*What to produce*: Extract the lines that hold the string "name".

::::::

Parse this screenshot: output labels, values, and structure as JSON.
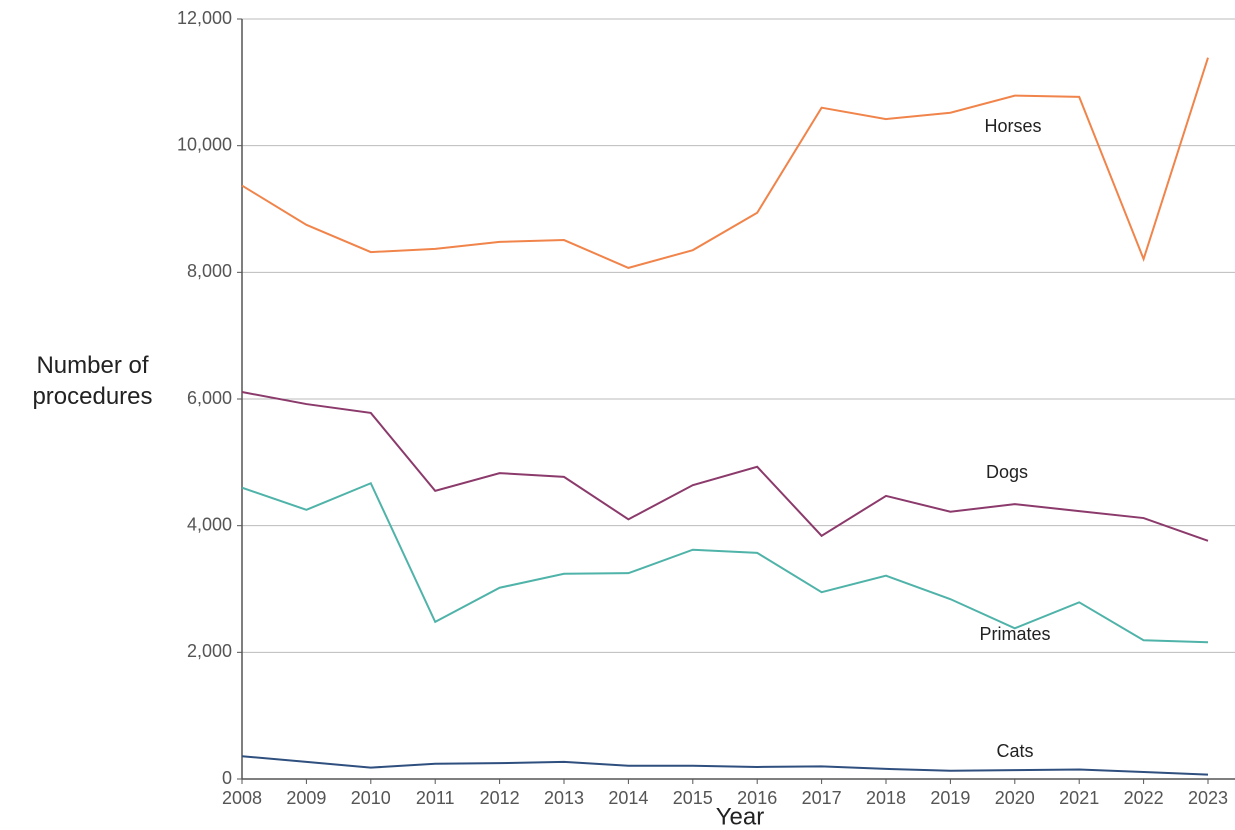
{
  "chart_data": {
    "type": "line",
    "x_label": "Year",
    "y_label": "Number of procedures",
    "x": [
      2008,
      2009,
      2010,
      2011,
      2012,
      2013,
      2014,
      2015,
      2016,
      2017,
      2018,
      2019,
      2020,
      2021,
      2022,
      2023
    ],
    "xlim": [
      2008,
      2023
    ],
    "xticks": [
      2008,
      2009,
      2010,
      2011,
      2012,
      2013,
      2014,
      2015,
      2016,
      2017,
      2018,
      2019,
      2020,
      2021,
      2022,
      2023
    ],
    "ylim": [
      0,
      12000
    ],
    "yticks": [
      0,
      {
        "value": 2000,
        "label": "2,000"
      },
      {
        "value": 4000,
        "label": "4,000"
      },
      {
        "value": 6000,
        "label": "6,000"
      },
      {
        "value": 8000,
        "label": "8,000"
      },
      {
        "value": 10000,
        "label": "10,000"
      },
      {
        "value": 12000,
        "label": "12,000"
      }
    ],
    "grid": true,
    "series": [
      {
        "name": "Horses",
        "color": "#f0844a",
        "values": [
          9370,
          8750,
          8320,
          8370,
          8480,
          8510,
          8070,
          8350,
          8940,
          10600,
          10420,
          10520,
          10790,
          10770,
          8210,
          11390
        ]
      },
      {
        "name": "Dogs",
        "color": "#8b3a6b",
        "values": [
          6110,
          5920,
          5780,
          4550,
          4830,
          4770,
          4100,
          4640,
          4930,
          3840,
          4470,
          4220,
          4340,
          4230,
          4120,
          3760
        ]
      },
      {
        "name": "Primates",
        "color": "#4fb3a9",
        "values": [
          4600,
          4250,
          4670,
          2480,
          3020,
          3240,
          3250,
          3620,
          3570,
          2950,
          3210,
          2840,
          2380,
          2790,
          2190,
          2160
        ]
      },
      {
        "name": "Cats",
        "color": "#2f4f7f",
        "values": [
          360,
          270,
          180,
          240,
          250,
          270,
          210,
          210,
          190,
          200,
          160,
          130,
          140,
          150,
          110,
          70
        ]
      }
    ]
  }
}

::::::

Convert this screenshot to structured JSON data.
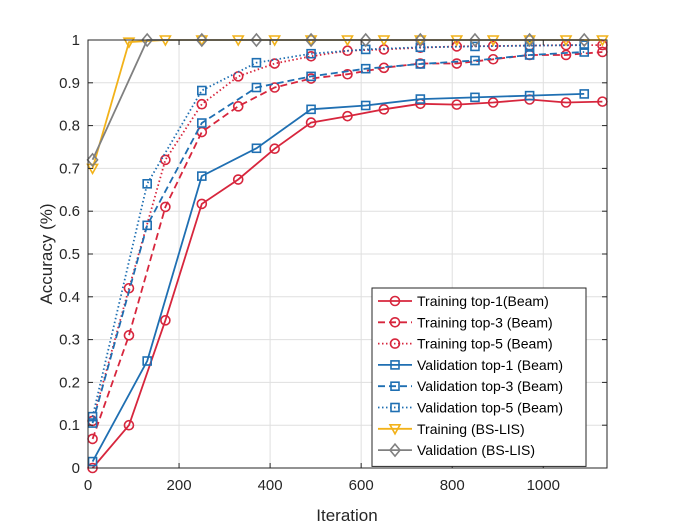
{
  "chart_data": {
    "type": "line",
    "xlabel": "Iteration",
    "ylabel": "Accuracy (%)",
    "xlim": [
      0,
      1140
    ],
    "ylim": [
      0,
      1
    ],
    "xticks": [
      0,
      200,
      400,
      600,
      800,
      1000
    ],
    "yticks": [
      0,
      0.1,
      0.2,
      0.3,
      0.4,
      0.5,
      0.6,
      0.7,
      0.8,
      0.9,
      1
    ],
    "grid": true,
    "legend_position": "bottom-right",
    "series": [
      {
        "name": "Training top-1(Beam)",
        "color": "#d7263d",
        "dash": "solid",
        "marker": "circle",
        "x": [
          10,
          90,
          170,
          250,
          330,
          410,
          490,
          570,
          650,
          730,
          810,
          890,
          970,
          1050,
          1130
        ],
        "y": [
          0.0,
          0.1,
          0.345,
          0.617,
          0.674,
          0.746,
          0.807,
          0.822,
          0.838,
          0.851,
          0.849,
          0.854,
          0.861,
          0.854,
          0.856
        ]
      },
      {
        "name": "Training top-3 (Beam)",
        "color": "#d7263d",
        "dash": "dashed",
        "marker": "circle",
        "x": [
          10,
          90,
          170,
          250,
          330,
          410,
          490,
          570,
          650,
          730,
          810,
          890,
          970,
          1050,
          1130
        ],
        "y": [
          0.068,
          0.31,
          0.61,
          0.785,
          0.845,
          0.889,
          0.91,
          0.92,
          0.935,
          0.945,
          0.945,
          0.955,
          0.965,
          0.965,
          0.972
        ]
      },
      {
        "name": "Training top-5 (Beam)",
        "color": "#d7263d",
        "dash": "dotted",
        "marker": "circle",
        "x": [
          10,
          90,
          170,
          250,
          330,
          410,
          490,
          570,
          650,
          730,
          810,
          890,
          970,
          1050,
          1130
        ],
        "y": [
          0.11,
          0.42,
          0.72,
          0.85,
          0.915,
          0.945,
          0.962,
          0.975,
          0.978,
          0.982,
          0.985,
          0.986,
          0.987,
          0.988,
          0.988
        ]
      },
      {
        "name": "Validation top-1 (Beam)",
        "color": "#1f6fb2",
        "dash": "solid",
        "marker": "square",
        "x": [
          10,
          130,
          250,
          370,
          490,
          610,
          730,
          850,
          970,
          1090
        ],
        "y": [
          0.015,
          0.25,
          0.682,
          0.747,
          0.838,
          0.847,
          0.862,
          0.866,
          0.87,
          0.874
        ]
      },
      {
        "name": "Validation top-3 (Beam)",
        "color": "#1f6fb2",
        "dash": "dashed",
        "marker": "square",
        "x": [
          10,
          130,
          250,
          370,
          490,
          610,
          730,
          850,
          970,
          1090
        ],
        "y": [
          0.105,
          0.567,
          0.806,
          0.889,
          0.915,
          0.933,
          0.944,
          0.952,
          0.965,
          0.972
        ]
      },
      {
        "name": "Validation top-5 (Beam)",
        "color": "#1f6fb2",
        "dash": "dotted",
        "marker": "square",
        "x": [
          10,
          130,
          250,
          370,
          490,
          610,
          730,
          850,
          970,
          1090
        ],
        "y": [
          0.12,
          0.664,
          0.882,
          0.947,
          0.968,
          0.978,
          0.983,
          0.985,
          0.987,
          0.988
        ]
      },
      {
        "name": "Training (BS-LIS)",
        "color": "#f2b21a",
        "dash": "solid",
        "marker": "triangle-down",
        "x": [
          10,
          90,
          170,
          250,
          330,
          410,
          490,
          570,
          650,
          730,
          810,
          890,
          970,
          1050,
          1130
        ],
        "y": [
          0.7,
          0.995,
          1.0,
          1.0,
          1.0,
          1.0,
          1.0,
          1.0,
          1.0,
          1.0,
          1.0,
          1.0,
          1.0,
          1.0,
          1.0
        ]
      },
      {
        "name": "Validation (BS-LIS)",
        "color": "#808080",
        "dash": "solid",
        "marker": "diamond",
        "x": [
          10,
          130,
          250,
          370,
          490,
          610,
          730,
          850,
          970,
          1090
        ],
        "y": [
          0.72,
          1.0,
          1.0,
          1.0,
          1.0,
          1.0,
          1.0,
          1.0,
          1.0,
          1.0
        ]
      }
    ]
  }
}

::::::

*Expected answer*:
        "name": "Horses",
        "name": "Dogs",
        "name": "Primates",
        "name": "Cats",
        "name": "Training top-1(Beam)",
        "name": "Training top-3 (Beam)",
        "name": "Training top-5 (Beam)",
        "name": "Validation top-1 (Beam)",
        "name": "Validation top-3 (Beam)",
        "name": "Validation top-5 (Beam)",
        "name": "Training (BS-LIS)",
        "name": "Validation (BS-LIS)",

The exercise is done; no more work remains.